Requirements: Quote the entries in full, character for character, without their images.

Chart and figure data
* * *
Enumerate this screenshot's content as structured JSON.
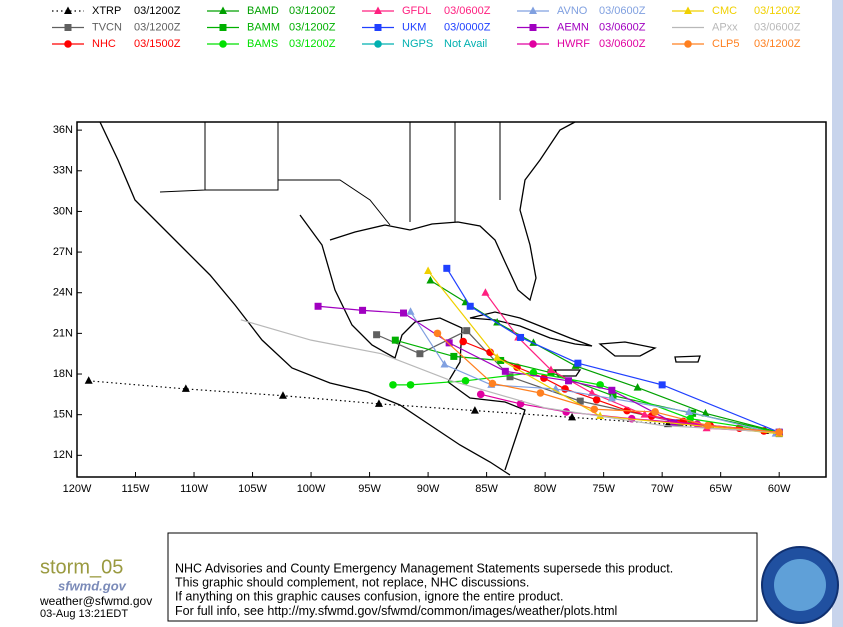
{
  "chart_data": {
    "type": "track",
    "xlim": [
      -120,
      -56
    ],
    "ylim": [
      10.4,
      36.6
    ],
    "xticks": [
      {
        "value": -120,
        "label": "120W"
      },
      {
        "value": -115,
        "label": "115W"
      },
      {
        "value": -110,
        "label": "110W"
      },
      {
        "value": -105,
        "label": "105W"
      },
      {
        "value": -100,
        "label": "100W"
      },
      {
        "value": -95,
        "label": "95W"
      },
      {
        "value": -90,
        "label": "90W"
      },
      {
        "value": -85,
        "label": "85W"
      },
      {
        "value": -80,
        "label": "80W"
      },
      {
        "value": -75,
        "label": "75W"
      },
      {
        "value": -70,
        "label": "70W"
      },
      {
        "value": -65,
        "label": "65W"
      },
      {
        "value": -60,
        "label": "60W"
      }
    ],
    "yticks": [
      {
        "value": 12,
        "label": "12N"
      },
      {
        "value": 15,
        "label": "15N"
      },
      {
        "value": 18,
        "label": "18N"
      },
      {
        "value": 21,
        "label": "21N"
      },
      {
        "value": 24,
        "label": "24N"
      },
      {
        "value": 27,
        "label": "27N"
      },
      {
        "value": 30,
        "label": "30N"
      },
      {
        "value": 33,
        "label": "33N"
      },
      {
        "value": 36,
        "label": "36N"
      }
    ],
    "series": [
      {
        "name": "XTRP",
        "time": "03/1200Z",
        "color": "#000000",
        "marker": "triangle",
        "line": "dotted",
        "x": [
          -119,
          -110.7,
          -102.4,
          -94.2,
          -86,
          -77.7,
          -69.5,
          -61.2
        ],
        "y": [
          17.5,
          16.9,
          16.4,
          15.8,
          15.3,
          14.8,
          14.3,
          13.8
        ]
      },
      {
        "name": "TVCN",
        "time": "03/1200Z",
        "color": "#606060",
        "marker": "square",
        "line": "solid",
        "x": [
          -60,
          -68.5,
          -77,
          -83,
          -86.7,
          -90.7,
          -94.4
        ],
        "y": [
          13.6,
          14.4,
          16,
          17.8,
          21.2,
          19.5,
          20.9
        ]
      },
      {
        "name": "NHC",
        "time": "03/1500Z",
        "color": "#ff0000",
        "marker": "circle",
        "line": "solid",
        "x": [
          -61.3,
          -63.4,
          -65.9,
          -68.2,
          -70.9,
          -73,
          -75.6,
          -78.3,
          -80.1,
          -82.4,
          -84.7,
          -87
        ],
        "y": [
          13.8,
          14,
          14.2,
          14.5,
          14.9,
          15.3,
          16.1,
          16.9,
          17.7,
          18.5,
          19.6,
          20.4
        ]
      },
      {
        "name": "BAMD",
        "time": "03/1200Z",
        "color": "#00a000",
        "marker": "triangle",
        "line": "solid",
        "x": [
          -60,
          -66.3,
          -72.1,
          -77.4,
          -81,
          -84.1,
          -86.8,
          -89.8
        ],
        "y": [
          13.7,
          15.1,
          17,
          18.6,
          20.3,
          21.8,
          23.3,
          24.9
        ]
      },
      {
        "name": "BAMM",
        "time": "03/1200Z",
        "color": "#00b000",
        "marker": "square",
        "line": "solid",
        "x": [
          -60,
          -67.4,
          -74.2,
          -79.5,
          -83.8,
          -87.8,
          -92.8
        ],
        "y": [
          13.7,
          15.1,
          16.4,
          18.1,
          19,
          19.3,
          20.5
        ]
      },
      {
        "name": "BAMS",
        "time": "03/1200Z",
        "color": "#00e000",
        "marker": "circle",
        "line": "solid",
        "x": [
          -60,
          -67.6,
          -75.3,
          -81,
          -86.8,
          -91.5,
          -93
        ],
        "y": [
          13.7,
          14.7,
          17.2,
          18.1,
          17.5,
          17.2,
          17.2
        ]
      },
      {
        "name": "GFDL",
        "time": "03/0600Z",
        "color": "#ff2080",
        "marker": "triangle",
        "line": "solid",
        "x": [
          -60,
          -66.2,
          -71.5,
          -76,
          -79.5,
          -82.3,
          -85.1
        ],
        "y": [
          13.7,
          14,
          15,
          16.6,
          18.3,
          20.7,
          24
        ]
      },
      {
        "name": "UKM",
        "time": "03/0000Z",
        "color": "#2040ff",
        "marker": "square",
        "line": "solid",
        "x": [
          -60,
          -70,
          -77.2,
          -82.1,
          -86.4,
          -88.4
        ],
        "y": [
          13.7,
          17.2,
          18.8,
          20.7,
          23,
          25.8
        ]
      },
      {
        "name": "NGPS",
        "time": "Not Avail",
        "color": "#00b0b0",
        "marker": "circle",
        "line": "solid",
        "x": [],
        "y": []
      },
      {
        "name": "AVNO",
        "time": "03/0600Z",
        "color": "#80a0e0",
        "marker": "triangle",
        "line": "solid",
        "x": [
          -60.3,
          -67.7,
          -74.3,
          -79.1,
          -84.6,
          -88.6,
          -91.5
        ],
        "y": [
          13.6,
          15.2,
          16.2,
          16.9,
          17.2,
          18.7,
          22.6
        ]
      },
      {
        "name": "AEMN",
        "time": "03/0600Z",
        "color": "#a000c0",
        "marker": "square",
        "line": "solid",
        "x": [
          -60,
          -69,
          -74.3,
          -78,
          -83.4,
          -88.2,
          -92.1,
          -95.6,
          -99.4
        ],
        "y": [
          13.7,
          14.4,
          16.8,
          17.5,
          18.2,
          20.3,
          22.5,
          22.7,
          23
        ]
      },
      {
        "name": "HWRF",
        "time": "03/0600Z",
        "color": "#e000a0",
        "marker": "circle",
        "line": "solid",
        "x": [
          -60,
          -67,
          -72.6,
          -78.2,
          -82.1,
          -85.5
        ],
        "y": [
          13.7,
          14.3,
          14.7,
          15.2,
          15.8,
          16.5
        ]
      },
      {
        "name": "CMC",
        "time": "03/1200Z",
        "color": "#f0d000",
        "marker": "triangle",
        "line": "solid",
        "x": [
          -60,
          -75.3,
          -84.1,
          -90
        ],
        "y": [
          13.6,
          14.9,
          19.2,
          25.6
        ]
      },
      {
        "name": "APxx",
        "time": "03/0600Z",
        "color": "#b8b8b8",
        "marker": "none",
        "line": "solid",
        "x": [
          -60,
          -70,
          -80,
          -88,
          -94,
          -100,
          -106
        ],
        "y": [
          13.7,
          14.2,
          15.5,
          17.5,
          19.5,
          20.5,
          22
        ]
      },
      {
        "name": "CLP5",
        "time": "03/1200Z",
        "color": "#ff8020",
        "marker": "circle",
        "line": "solid",
        "x": [
          -60,
          -66.1,
          -70.6,
          -75.8,
          -80.4,
          -84.5,
          -89.2
        ],
        "y": [
          13.7,
          14.2,
          15.2,
          15.4,
          16.6,
          17.3,
          21
        ]
      }
    ]
  },
  "footer": {
    "storm": "storm_05",
    "site": "sfwmd.gov",
    "email": "weather@sfwmd.gov",
    "timestamp": "03-Aug 13:21EDT",
    "notice": [
      "NHC Advisories and County Emergency Management Statements supersede this product.",
      "This graphic should complement, not replace, NHC discussions.",
      "If anything on this graphic causes confusion, ignore the entire product.",
      "For full info, see  http://my.sfwmd.gov/sfwmd/common/images/weather/plots.html"
    ]
  }
}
* * *
Expected answer:
Enumerate this screenshot's content as structured JSON.
{
  "chart_data": {
    "type": "track",
    "xlim": [
      -120,
      -56
    ],
    "ylim": [
      10.4,
      36.6
    ],
    "xticks": [
      {
        "value": -120,
        "label": "120W"
      },
      {
        "value": -115,
        "label": "115W"
      },
      {
        "value": -110,
        "label": "110W"
      },
      {
        "value": -105,
        "label": "105W"
      },
      {
        "value": -100,
        "label": "100W"
      },
      {
        "value": -95,
        "label": "95W"
      },
      {
        "value": -90,
        "label": "90W"
      },
      {
        "value": -85,
        "label": "85W"
      },
      {
        "value": -80,
        "label": "80W"
      },
      {
        "value": -75,
        "label": "75W"
      },
      {
        "value": -70,
        "label": "70W"
      },
      {
        "value": -65,
        "label": "65W"
      },
      {
        "value": -60,
        "label": "60W"
      }
    ],
    "yticks": [
      {
        "value": 12,
        "label": "12N"
      },
      {
        "value": 15,
        "label": "15N"
      },
      {
        "value": 18,
        "label": "18N"
      },
      {
        "value": 21,
        "label": "21N"
      },
      {
        "value": 24,
        "label": "24N"
      },
      {
        "value": 27,
        "label": "27N"
      },
      {
        "value": 30,
        "label": "30N"
      },
      {
        "value": 33,
        "label": "33N"
      },
      {
        "value": 36,
        "label": "36N"
      }
    ],
    "series": [
      {
        "name": "XTRP",
        "time": "03/1200Z",
        "color": "#000000",
        "marker": "triangle",
        "line": "dotted",
        "x": [
          -119,
          -110.7,
          -102.4,
          -94.2,
          -86,
          -77.7,
          -69.5,
          -61.2
        ],
        "y": [
          17.5,
          16.9,
          16.4,
          15.8,
          15.3,
          14.8,
          14.3,
          13.8
        ]
      },
      {
        "name": "TVCN",
        "time": "03/1200Z",
        "color": "#606060",
        "marker": "square",
        "line": "solid",
        "x": [
          -60,
          -68.5,
          -77,
          -83,
          -86.7,
          -90.7,
          -94.4
        ],
        "y": [
          13.6,
          14.4,
          16,
          17.8,
          21.2,
          19.5,
          20.9
        ]
      },
      {
        "name": "NHC",
        "time": "03/1500Z",
        "color": "#ff0000",
        "marker": "circle",
        "line": "solid",
        "x": [
          -61.3,
          -63.4,
          -65.9,
          -68.2,
          -70.9,
          -73,
          -75.6,
          -78.3,
          -80.1,
          -82.4,
          -84.7,
          -87
        ],
        "y": [
          13.8,
          14,
          14.2,
          14.5,
          14.9,
          15.3,
          16.1,
          16.9,
          17.7,
          18.5,
          19.6,
          20.4
        ]
      },
      {
        "name": "BAMD",
        "time": "03/1200Z",
        "color": "#00a000",
        "marker": "triangle",
        "line": "solid",
        "x": [
          -60,
          -66.3,
          -72.1,
          -77.4,
          -81,
          -84.1,
          -86.8,
          -89.8
        ],
        "y": [
          13.7,
          15.1,
          17,
          18.6,
          20.3,
          21.8,
          23.3,
          24.9
        ]
      },
      {
        "name": "BAMM",
        "time": "03/1200Z",
        "color": "#00b000",
        "marker": "square",
        "line": "solid",
        "x": [
          -60,
          -67.4,
          -74.2,
          -79.5,
          -83.8,
          -87.8,
          -92.8
        ],
        "y": [
          13.7,
          15.1,
          16.4,
          18.1,
          19,
          19.3,
          20.5
        ]
      },
      {
        "name": "BAMS",
        "time": "03/1200Z",
        "color": "#00e000",
        "marker": "circle",
        "line": "solid",
        "x": [
          -60,
          -67.6,
          -75.3,
          -81,
          -86.8,
          -91.5,
          -93
        ],
        "y": [
          13.7,
          14.7,
          17.2,
          18.1,
          17.5,
          17.2,
          17.2
        ]
      },
      {
        "name": "GFDL",
        "time": "03/0600Z",
        "color": "#ff2080",
        "marker": "triangle",
        "line": "solid",
        "x": [
          -60,
          -66.2,
          -71.5,
          -76,
          -79.5,
          -82.3,
          -85.1
        ],
        "y": [
          13.7,
          14,
          15,
          16.6,
          18.3,
          20.7,
          24
        ]
      },
      {
        "name": "UKM",
        "time": "03/0000Z",
        "color": "#2040ff",
        "marker": "square",
        "line": "solid",
        "x": [
          -60,
          -70,
          -77.2,
          -82.1,
          -86.4,
          -88.4
        ],
        "y": [
          13.7,
          17.2,
          18.8,
          20.7,
          23,
          25.8
        ]
      },
      {
        "name": "NGPS",
        "time": "Not Avail",
        "color": "#00b0b0",
        "marker": "circle",
        "line": "solid",
        "x": [],
        "y": []
      },
      {
        "name": "AVNO",
        "time": "03/0600Z",
        "color": "#80a0e0",
        "marker": "triangle",
        "line": "solid",
        "x": [
          -60.3,
          -67.7,
          -74.3,
          -79.1,
          -84.6,
          -88.6,
          -91.5
        ],
        "y": [
          13.6,
          15.2,
          16.2,
          16.9,
          17.2,
          18.7,
          22.6
        ]
      },
      {
        "name": "AEMN",
        "time": "03/0600Z",
        "color": "#a000c0",
        "marker": "square",
        "line": "solid",
        "x": [
          -60,
          -69,
          -74.3,
          -78,
          -83.4,
          -88.2,
          -92.1,
          -95.6,
          -99.4
        ],
        "y": [
          13.7,
          14.4,
          16.8,
          17.5,
          18.2,
          20.3,
          22.5,
          22.7,
          23
        ]
      },
      {
        "name": "HWRF",
        "time": "03/0600Z",
        "color": "#e000a0",
        "marker": "circle",
        "line": "solid",
        "x": [
          -60,
          -67,
          -72.6,
          -78.2,
          -82.1,
          -85.5
        ],
        "y": [
          13.7,
          14.3,
          14.7,
          15.2,
          15.8,
          16.5
        ]
      },
      {
        "name": "CMC",
        "time": "03/1200Z",
        "color": "#f0d000",
        "marker": "triangle",
        "line": "solid",
        "x": [
          -60,
          -75.3,
          -84.1,
          -90
        ],
        "y": [
          13.6,
          14.9,
          19.2,
          25.6
        ]
      },
      {
        "name": "APxx",
        "time": "03/0600Z",
        "color": "#b8b8b8",
        "marker": "none",
        "line": "solid",
        "x": [
          -60,
          -70,
          -80,
          -88,
          -94,
          -100,
          -106
        ],
        "y": [
          13.7,
          14.2,
          15.5,
          17.5,
          19.5,
          20.5,
          22
        ]
      },
      {
        "name": "CLP5",
        "time": "03/1200Z",
        "color": "#ff8020",
        "marker": "circle",
        "line": "solid",
        "x": [
          -60,
          -66.1,
          -70.6,
          -75.8,
          -80.4,
          -84.5,
          -89.2
        ],
        "y": [
          13.7,
          14.2,
          15.2,
          15.4,
          16.6,
          17.3,
          21
        ]
      }
    ]
  },
  "footer": {
    "storm": "storm_05",
    "site": "sfwmd.gov",
    "email": "weather@sfwmd.gov",
    "timestamp": "03-Aug 13:21EDT",
    "notice": [
      "NHC Advisories and County Emergency Management Statements supersede this product.",
      "This graphic should complement, not replace, NHC discussions.",
      "If anything on this graphic causes confusion, ignore the entire product.",
      "For full info, see  http://my.sfwmd.gov/sfwmd/common/images/weather/plots.html"
    ]
  }
}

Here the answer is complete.